--- Start Supplied material ---
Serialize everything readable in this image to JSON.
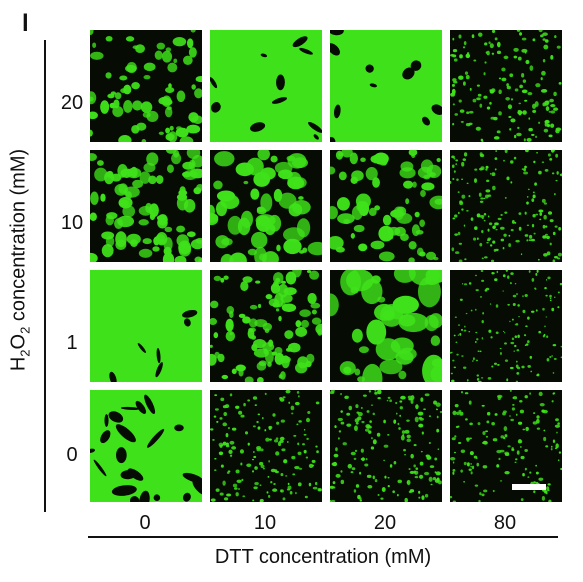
{
  "panel_letter": "l",
  "y_axis": {
    "title_prefix": "H",
    "title_sub1": "2",
    "title_mid": "O",
    "title_sub2": "2",
    "title_suffix": " concentration (mM)",
    "row_labels": [
      "20",
      "10",
      "1",
      "0"
    ]
  },
  "x_axis": {
    "title": "DTT concentration (mM)",
    "col_labels": [
      "0",
      "10",
      "20",
      "80"
    ]
  },
  "colors": {
    "droplet": "#3fe21a",
    "background": "#060c04",
    "scale_bar": "#ffffff"
  }
}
--- End Supplied material ---
__Your goal__
Provide the number of lines in the entries that include "concentration", and no other text.

__Result for this task__
2